(Entries with figure data)

****

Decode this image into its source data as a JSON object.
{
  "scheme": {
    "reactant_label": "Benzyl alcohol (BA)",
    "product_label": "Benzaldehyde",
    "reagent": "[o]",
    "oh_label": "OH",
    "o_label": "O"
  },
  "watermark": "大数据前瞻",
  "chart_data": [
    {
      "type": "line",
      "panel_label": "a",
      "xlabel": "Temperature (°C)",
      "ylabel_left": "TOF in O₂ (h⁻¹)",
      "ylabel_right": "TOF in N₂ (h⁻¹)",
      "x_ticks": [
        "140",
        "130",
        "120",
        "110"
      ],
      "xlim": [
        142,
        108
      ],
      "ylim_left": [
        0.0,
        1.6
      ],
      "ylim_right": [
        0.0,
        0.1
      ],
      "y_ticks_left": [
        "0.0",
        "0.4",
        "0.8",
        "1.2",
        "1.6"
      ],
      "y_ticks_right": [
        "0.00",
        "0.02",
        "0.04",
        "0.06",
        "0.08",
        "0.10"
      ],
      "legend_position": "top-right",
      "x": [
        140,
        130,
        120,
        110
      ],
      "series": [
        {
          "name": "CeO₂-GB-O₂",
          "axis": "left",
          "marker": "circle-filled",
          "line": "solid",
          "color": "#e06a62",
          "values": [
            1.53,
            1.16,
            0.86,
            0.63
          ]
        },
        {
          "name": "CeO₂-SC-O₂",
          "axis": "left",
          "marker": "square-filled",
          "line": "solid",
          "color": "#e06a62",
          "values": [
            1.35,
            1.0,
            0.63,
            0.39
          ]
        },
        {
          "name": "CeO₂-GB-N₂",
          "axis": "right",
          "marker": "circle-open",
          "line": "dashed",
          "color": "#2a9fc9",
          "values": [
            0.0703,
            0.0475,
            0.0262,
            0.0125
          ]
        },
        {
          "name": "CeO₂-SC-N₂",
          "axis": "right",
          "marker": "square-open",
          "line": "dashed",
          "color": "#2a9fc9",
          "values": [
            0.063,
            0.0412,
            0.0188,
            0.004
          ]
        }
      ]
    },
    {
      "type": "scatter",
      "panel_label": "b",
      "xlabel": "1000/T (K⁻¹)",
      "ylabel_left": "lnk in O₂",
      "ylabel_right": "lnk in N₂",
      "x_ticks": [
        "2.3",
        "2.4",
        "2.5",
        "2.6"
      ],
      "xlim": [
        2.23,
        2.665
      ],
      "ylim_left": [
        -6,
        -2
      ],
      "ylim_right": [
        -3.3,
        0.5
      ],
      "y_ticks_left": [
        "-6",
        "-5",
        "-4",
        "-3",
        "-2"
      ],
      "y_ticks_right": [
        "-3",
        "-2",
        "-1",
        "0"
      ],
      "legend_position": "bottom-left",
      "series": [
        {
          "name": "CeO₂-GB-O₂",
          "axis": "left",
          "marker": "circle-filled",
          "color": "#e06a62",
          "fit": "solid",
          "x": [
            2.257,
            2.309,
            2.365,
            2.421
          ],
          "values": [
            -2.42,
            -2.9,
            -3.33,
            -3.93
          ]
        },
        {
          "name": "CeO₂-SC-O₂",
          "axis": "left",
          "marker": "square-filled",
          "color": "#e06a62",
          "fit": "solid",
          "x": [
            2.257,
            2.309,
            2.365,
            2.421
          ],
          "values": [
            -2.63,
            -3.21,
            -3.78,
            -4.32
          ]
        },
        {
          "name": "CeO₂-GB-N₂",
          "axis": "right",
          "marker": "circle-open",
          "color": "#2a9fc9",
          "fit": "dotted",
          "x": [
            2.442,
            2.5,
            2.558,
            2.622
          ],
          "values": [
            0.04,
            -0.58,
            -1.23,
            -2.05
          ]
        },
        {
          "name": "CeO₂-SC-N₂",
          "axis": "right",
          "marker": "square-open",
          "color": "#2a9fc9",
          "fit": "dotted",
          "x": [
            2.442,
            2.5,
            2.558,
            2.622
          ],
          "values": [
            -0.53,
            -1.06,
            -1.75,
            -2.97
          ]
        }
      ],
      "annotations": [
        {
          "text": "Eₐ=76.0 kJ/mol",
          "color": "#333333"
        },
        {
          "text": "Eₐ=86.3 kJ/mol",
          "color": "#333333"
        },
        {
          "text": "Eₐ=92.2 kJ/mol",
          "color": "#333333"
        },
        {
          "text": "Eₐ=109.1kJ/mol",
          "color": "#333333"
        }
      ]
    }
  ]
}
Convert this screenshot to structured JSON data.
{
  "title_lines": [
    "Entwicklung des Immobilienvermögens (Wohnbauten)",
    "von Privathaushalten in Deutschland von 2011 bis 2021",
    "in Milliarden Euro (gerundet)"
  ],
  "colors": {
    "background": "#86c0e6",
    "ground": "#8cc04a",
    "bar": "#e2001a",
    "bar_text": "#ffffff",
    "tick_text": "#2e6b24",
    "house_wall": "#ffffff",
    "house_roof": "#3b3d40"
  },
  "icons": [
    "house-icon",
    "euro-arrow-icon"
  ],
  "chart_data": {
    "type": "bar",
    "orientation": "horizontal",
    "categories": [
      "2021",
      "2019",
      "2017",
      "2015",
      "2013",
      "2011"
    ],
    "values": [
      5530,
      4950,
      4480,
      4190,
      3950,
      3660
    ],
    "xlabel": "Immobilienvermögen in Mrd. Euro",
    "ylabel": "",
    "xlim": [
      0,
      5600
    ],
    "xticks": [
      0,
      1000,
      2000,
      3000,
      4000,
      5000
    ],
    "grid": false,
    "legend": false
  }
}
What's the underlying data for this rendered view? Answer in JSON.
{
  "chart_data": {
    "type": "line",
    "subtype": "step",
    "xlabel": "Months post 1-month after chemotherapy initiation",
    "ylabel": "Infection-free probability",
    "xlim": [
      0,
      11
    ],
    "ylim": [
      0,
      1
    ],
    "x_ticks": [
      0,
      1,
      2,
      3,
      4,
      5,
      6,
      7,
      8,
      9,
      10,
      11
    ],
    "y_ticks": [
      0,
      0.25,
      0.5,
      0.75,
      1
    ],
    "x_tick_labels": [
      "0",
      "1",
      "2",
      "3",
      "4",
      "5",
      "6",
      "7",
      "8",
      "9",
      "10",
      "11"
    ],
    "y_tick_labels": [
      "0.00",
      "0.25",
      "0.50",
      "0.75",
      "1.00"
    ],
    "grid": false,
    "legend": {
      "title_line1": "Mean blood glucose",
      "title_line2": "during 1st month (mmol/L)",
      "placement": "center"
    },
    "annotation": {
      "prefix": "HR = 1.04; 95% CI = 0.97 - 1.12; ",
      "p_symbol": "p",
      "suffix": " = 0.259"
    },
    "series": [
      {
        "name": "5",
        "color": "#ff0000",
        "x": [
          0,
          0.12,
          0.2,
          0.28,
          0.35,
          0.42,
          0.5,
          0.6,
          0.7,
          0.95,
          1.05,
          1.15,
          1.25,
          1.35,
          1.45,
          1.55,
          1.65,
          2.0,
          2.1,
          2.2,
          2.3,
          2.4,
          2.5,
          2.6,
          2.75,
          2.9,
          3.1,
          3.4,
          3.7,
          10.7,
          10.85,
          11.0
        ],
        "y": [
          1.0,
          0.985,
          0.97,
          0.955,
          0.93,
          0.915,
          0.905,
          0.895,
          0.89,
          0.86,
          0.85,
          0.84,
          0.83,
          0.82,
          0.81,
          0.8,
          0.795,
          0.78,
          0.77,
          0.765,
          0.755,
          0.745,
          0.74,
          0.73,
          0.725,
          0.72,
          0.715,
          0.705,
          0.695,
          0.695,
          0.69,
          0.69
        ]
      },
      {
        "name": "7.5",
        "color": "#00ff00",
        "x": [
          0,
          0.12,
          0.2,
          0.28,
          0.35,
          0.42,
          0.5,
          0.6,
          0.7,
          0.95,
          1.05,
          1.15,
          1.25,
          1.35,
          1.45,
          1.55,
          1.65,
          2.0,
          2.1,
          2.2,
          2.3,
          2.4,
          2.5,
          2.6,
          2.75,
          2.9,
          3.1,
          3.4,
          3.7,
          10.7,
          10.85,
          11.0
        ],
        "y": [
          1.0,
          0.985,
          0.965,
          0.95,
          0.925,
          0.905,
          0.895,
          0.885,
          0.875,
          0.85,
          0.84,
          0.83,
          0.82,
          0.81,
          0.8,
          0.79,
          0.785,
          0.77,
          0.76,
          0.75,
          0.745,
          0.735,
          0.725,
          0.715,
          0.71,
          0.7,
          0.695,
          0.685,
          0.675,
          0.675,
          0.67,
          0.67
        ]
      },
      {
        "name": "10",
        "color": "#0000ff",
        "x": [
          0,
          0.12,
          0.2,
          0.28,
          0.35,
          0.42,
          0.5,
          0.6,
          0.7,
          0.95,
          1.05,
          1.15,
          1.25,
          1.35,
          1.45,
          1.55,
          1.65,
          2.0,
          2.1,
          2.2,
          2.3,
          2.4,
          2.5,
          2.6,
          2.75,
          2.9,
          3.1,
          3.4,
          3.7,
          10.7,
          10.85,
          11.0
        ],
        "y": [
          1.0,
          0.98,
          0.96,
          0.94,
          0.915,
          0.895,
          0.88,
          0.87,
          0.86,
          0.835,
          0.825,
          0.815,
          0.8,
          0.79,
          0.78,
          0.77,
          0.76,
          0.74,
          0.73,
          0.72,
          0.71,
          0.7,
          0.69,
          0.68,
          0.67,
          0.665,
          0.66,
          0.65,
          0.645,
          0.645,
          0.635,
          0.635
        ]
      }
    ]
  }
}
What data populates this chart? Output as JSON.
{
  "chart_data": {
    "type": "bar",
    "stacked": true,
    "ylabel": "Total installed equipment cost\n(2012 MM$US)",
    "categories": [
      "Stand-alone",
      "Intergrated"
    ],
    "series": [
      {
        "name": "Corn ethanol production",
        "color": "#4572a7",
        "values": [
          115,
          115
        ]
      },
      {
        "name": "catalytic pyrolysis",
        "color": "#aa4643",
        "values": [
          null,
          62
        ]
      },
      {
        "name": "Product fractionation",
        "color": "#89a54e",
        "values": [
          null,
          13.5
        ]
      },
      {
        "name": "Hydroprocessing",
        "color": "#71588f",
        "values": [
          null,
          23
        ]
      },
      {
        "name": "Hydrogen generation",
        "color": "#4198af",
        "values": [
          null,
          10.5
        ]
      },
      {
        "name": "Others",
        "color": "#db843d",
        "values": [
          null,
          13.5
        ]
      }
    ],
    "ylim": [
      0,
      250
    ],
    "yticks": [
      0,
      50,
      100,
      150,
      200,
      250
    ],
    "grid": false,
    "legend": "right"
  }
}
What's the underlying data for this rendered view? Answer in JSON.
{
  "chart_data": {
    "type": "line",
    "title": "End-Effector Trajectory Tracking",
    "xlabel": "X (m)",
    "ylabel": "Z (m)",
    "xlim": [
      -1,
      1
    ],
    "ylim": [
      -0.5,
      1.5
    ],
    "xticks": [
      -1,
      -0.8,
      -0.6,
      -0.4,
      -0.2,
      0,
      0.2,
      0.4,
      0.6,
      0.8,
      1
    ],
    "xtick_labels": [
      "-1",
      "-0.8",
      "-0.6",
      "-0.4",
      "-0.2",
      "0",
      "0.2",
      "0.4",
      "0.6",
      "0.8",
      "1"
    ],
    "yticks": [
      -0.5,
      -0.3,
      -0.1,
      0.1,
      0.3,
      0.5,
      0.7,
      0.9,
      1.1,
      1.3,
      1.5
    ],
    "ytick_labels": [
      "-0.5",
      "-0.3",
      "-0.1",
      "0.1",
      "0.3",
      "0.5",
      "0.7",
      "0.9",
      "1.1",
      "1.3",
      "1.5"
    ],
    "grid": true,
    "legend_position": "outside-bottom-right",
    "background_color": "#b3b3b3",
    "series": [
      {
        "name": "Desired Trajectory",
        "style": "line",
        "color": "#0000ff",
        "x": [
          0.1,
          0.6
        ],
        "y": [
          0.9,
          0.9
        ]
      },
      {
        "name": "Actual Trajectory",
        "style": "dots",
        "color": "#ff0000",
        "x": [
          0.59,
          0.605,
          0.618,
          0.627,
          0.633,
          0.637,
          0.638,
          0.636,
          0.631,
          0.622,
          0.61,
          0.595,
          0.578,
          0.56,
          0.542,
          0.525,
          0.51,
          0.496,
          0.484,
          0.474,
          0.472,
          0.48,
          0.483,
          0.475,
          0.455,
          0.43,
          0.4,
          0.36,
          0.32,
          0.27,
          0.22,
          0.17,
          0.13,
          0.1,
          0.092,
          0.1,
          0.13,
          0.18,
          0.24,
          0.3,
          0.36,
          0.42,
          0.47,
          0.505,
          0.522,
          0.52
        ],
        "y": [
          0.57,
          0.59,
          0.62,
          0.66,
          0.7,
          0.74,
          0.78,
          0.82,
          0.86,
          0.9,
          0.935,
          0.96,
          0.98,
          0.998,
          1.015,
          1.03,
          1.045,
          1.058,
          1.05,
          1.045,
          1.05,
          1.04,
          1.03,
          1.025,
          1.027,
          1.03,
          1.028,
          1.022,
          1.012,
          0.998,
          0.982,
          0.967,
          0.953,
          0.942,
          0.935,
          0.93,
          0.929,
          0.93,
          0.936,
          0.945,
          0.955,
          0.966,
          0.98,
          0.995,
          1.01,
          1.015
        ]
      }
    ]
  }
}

****

Gather from the data above every line with the string "bottom".

* [Output of the exercise]
      "legend_position": "bottom-left",
    "legend_position": "outside-bottom-right",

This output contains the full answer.